*Stated exercise*:
From the entries that follow, gather each line holding the word "posizione".

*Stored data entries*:
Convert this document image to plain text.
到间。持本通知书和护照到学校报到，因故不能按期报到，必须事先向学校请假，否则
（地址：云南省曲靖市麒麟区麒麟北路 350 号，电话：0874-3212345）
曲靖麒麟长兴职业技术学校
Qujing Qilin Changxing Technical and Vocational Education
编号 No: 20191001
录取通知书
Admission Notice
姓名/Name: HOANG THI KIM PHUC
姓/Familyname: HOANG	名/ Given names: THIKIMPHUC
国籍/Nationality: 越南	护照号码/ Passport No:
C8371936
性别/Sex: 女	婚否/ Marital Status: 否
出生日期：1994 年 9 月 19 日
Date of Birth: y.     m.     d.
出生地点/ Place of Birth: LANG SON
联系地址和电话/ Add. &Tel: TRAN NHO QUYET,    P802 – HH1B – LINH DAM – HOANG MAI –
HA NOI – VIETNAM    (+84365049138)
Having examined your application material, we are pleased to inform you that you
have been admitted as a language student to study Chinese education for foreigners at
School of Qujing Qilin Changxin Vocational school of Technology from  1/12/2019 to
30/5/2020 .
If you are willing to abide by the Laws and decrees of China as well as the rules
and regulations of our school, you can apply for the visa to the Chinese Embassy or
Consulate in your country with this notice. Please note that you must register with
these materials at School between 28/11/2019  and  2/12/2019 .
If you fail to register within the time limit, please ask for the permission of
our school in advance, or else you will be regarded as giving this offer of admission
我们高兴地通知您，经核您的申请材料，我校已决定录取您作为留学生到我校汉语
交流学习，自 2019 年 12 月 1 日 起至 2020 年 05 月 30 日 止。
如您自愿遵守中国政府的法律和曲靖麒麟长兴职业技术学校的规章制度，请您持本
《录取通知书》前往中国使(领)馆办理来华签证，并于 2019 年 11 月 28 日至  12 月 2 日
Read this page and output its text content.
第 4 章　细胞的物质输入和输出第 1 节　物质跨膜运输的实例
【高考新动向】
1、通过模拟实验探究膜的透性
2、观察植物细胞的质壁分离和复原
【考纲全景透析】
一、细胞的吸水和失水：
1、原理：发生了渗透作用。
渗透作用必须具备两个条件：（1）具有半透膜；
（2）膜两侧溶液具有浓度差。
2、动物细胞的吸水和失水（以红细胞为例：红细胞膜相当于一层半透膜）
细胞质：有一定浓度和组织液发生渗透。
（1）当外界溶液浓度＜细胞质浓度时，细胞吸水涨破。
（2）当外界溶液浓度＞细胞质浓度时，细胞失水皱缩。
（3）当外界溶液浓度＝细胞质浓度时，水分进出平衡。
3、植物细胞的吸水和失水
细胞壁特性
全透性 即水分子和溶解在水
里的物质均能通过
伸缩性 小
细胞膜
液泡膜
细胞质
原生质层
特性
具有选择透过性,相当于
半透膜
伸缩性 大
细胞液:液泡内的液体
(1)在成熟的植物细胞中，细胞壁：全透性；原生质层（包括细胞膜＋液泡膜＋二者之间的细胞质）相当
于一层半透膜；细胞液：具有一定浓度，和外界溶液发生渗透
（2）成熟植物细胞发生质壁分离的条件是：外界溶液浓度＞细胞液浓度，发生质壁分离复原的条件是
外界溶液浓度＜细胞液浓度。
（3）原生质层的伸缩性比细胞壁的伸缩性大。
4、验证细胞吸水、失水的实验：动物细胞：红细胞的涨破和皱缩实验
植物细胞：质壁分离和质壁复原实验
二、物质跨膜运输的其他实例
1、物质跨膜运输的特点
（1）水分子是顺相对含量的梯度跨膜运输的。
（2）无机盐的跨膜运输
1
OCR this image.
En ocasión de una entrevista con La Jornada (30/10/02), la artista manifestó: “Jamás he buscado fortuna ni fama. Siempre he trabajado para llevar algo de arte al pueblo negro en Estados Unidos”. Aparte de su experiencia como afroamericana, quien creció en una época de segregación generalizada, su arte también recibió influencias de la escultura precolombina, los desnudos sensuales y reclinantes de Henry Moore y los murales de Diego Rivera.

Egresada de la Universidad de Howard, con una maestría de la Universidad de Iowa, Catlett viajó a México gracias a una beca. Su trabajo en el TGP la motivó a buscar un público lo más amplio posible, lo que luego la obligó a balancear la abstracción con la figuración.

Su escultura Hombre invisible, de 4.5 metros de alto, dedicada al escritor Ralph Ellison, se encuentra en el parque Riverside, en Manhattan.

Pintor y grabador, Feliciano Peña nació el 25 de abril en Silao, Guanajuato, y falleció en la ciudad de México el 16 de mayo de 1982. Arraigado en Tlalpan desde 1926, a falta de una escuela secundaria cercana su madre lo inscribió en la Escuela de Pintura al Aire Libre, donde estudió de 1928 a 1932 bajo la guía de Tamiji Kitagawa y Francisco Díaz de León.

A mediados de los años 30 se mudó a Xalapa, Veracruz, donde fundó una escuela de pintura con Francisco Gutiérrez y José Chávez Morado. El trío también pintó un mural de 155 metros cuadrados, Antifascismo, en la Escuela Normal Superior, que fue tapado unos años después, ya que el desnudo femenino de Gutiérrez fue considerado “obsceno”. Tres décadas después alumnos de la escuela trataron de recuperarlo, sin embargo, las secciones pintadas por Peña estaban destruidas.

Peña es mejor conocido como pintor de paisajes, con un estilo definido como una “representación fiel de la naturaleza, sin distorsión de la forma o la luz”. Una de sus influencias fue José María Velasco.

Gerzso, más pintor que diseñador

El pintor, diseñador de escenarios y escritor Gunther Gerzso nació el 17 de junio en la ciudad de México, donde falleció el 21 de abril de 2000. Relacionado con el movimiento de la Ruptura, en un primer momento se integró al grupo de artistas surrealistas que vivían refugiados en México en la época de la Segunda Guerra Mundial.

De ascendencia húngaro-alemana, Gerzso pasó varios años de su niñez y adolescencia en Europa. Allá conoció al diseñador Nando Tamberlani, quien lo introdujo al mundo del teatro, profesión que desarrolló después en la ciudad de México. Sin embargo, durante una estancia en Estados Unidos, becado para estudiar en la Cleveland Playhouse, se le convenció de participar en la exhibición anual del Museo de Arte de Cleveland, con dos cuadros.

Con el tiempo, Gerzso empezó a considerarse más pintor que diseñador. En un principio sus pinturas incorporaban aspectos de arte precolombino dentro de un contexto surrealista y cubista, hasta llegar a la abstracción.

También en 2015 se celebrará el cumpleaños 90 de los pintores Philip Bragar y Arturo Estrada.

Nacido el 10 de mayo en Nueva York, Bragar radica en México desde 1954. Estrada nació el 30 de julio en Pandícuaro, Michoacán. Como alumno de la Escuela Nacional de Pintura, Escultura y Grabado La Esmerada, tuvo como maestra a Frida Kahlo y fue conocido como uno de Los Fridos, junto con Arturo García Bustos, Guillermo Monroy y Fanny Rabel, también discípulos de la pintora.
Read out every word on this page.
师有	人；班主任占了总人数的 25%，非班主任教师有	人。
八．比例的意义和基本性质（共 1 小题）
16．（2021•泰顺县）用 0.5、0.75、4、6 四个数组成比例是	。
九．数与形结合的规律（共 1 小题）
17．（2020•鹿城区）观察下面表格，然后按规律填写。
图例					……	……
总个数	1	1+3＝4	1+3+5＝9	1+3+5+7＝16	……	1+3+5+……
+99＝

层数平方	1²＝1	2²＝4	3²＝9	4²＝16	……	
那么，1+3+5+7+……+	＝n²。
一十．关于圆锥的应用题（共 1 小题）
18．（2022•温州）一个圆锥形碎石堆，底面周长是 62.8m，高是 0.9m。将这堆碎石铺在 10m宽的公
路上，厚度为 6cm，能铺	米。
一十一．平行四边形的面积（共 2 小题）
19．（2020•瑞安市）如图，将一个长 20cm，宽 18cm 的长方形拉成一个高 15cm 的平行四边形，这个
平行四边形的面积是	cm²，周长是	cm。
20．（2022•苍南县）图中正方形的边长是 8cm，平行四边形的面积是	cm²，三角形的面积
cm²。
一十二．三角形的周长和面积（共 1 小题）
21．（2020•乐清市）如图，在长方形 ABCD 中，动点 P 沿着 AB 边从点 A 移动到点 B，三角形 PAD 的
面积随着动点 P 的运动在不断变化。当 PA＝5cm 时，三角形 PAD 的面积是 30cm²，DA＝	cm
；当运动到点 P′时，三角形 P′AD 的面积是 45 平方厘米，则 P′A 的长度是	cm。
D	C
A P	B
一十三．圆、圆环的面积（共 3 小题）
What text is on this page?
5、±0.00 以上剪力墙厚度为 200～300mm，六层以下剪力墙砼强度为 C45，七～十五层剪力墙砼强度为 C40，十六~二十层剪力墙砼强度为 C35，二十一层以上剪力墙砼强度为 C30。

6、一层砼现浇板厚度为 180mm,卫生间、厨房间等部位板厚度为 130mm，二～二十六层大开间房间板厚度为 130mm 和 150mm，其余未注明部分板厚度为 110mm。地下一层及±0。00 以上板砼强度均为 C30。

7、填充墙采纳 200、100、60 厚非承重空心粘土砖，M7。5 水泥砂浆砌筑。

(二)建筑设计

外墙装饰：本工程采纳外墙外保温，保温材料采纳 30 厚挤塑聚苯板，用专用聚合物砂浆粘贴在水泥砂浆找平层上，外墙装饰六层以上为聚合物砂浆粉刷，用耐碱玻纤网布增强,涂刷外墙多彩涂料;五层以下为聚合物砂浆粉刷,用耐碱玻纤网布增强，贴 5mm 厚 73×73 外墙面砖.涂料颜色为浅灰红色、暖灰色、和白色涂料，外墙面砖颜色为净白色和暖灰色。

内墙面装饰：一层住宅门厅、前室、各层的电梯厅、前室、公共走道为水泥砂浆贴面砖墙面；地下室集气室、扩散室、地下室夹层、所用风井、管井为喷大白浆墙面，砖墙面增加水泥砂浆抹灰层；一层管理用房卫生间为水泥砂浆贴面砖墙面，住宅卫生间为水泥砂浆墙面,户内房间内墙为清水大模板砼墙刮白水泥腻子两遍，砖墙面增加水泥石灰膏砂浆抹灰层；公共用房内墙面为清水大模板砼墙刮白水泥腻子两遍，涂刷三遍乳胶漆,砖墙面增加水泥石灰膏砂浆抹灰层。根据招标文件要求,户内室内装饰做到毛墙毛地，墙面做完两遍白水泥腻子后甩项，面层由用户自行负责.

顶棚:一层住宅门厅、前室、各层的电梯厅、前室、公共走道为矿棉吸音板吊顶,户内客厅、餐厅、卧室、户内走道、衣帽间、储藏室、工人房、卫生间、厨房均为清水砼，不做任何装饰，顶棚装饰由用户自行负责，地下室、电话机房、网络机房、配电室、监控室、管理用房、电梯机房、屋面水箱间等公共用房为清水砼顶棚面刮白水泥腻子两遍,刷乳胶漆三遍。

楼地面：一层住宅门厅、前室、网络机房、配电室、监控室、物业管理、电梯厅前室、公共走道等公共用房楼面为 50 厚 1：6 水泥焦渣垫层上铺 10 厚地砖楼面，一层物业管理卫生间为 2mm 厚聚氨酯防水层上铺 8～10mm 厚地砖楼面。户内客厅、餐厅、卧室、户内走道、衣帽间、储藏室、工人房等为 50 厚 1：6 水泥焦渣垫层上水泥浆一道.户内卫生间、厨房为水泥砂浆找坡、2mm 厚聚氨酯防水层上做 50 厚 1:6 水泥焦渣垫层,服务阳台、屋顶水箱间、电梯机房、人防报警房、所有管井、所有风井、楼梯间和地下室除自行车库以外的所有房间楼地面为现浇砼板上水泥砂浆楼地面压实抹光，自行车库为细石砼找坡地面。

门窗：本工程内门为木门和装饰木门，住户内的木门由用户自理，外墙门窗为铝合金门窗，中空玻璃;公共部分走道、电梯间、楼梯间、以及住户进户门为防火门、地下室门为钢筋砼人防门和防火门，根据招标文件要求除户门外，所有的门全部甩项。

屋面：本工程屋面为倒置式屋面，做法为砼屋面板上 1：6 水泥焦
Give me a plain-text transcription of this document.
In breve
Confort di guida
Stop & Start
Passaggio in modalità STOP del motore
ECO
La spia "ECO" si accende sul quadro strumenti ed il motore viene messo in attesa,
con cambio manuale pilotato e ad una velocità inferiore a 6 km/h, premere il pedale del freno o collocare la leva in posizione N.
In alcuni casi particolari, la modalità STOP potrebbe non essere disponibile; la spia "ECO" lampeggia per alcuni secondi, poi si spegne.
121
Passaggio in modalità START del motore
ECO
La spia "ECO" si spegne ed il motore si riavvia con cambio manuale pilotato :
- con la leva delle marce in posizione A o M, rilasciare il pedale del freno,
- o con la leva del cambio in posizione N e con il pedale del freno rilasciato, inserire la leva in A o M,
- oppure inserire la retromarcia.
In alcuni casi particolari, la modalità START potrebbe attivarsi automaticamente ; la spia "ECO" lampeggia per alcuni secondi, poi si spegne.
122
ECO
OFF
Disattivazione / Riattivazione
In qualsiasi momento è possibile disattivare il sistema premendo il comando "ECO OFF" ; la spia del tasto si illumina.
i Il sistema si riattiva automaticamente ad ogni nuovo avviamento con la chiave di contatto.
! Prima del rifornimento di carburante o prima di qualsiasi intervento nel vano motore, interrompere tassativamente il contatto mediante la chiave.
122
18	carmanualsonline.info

*Problem solution*:
con cambio manuale pilotato e ad una velocità inferiore a 6 km/h, premere il pedale del freno o collocare la leva in posizione N.
- con la leva delle marce in posizione A o M, rilasciare il pedale del freno,
- o con la leva del cambio in posizione N e con il pedale del freno rilasciato, inserire la leva in A o M,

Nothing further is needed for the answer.